• **The exercise**
Could you repeat the records below exactly, leaving out any pictures?

• **Supplied data**
★ ★ ★ ★

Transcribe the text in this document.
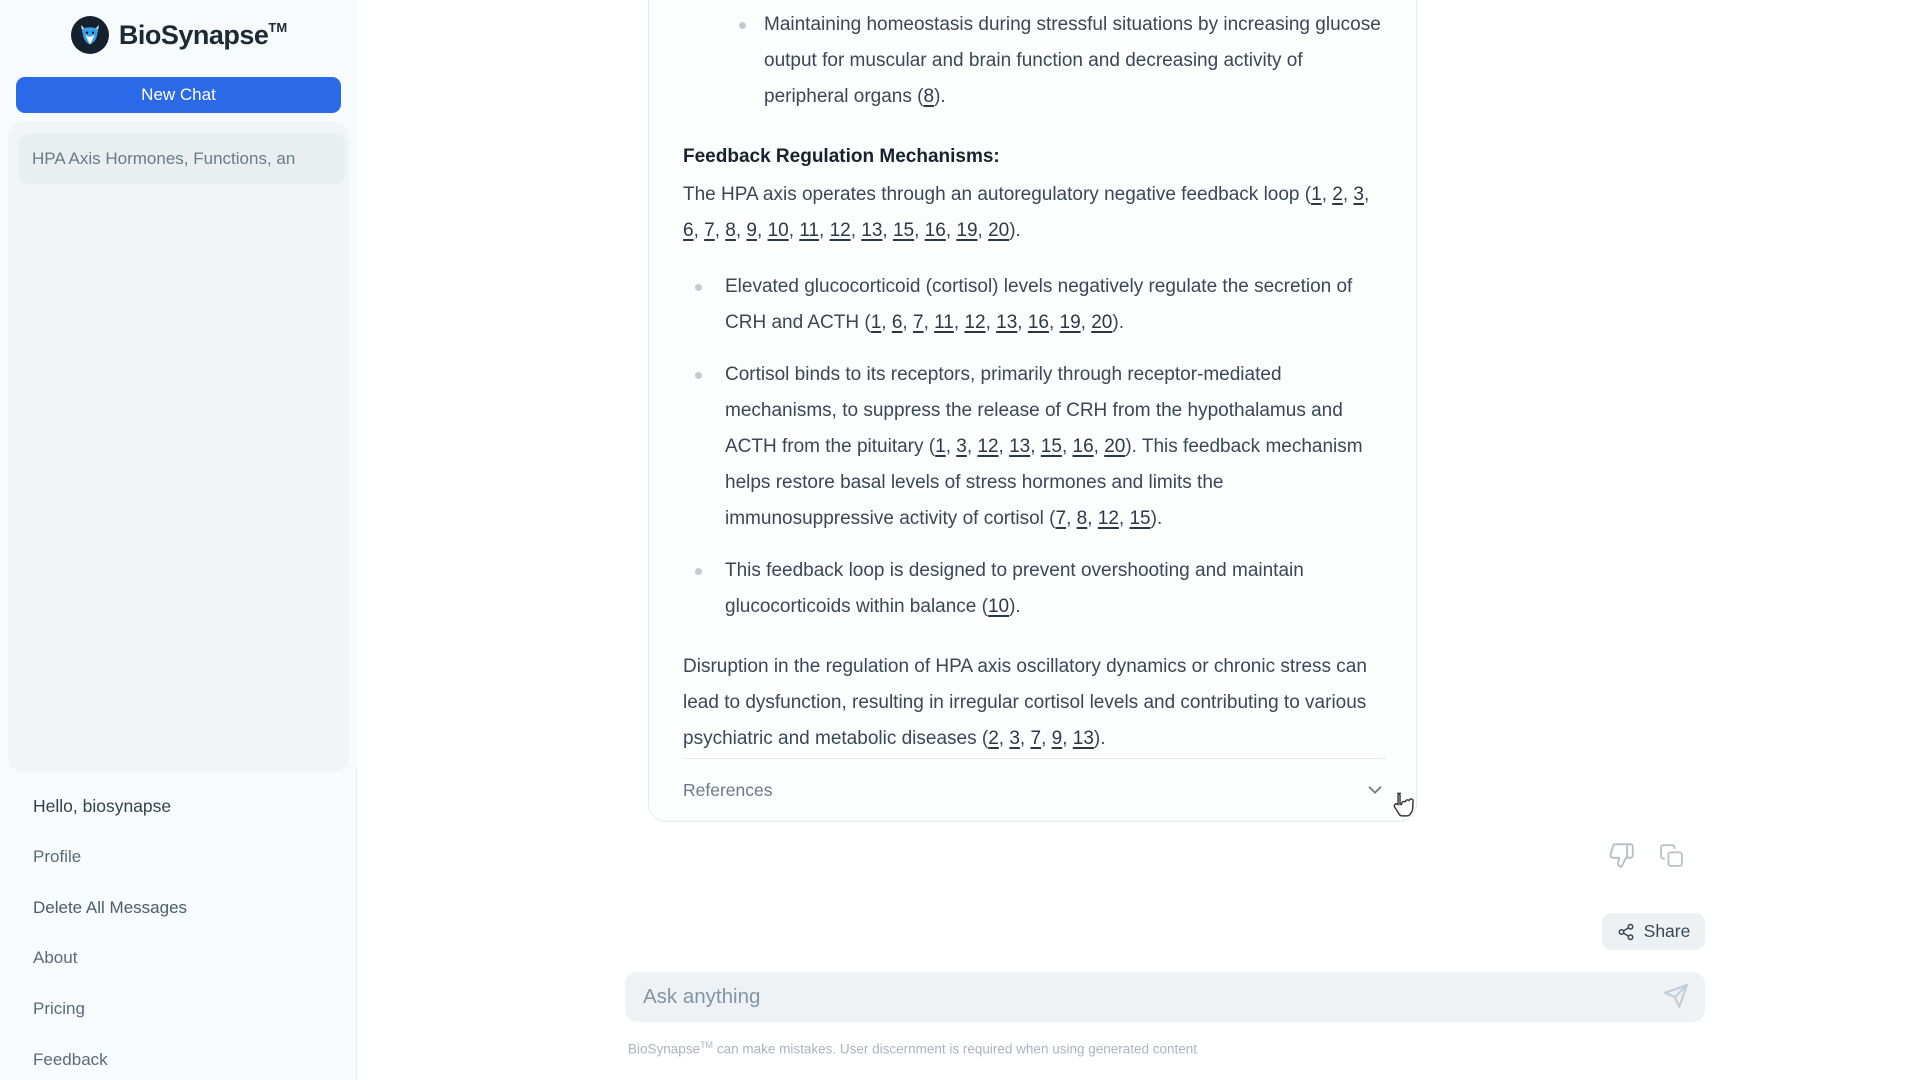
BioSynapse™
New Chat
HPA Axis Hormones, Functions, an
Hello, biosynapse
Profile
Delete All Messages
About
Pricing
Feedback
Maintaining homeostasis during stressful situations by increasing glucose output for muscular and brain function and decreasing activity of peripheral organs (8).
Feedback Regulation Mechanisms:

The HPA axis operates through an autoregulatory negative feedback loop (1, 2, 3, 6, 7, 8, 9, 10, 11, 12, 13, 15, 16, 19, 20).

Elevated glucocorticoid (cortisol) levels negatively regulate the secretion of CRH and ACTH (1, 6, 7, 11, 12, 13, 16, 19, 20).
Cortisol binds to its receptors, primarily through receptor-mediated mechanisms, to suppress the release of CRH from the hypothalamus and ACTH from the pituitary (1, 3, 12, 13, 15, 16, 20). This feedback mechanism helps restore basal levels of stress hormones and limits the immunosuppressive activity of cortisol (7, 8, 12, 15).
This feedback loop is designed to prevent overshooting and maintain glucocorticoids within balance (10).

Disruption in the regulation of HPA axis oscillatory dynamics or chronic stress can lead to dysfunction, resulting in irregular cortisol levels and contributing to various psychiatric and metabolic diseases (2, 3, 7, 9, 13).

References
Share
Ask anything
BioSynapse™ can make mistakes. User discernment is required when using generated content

★ ★ ★ ★

• **Result of the task**
Transcribe the text in this document.
BioSynapse™
New Chat
HPA Axis Hormones, Functions, an
Hello, biosynapse
Profile
Delete All Messages
About
Pricing
Feedback
Maintaining homeostasis during stressful situations by increasing glucose output for muscular and brain function and decreasing activity of peripheral organs (8).
Feedback Regulation Mechanisms:

The HPA axis operates through an autoregulatory negative feedback loop (1, 2, 3, 6, 7, 8, 9, 10, 11, 12, 13, 15, 16, 19, 20).

Elevated glucocorticoid (cortisol) levels negatively regulate the secretion of CRH and ACTH (1, 6, 7, 11, 12, 13, 16, 19, 20).
Cortisol binds to its receptors, primarily through receptor-mediated mechanisms, to suppress the release of CRH from the hypothalamus and ACTH from the pituitary (1, 3, 12, 13, 15, 16, 20). This feedback mechanism helps restore basal levels of stress hormones and limits the immunosuppressive activity of cortisol (7, 8, 12, 15).
This feedback loop is designed to prevent overshooting and maintain glucocorticoids within balance (10).

Disruption in the regulation of HPA axis oscillatory dynamics or chronic stress can lead to dysfunction, resulting in irregular cortisol levels and contributing to various psychiatric and metabolic diseases (2, 3, 7, 9, 13).

References
Share
Ask anything
BioSynapse™ can make mistakes. User discernment is required when using generated content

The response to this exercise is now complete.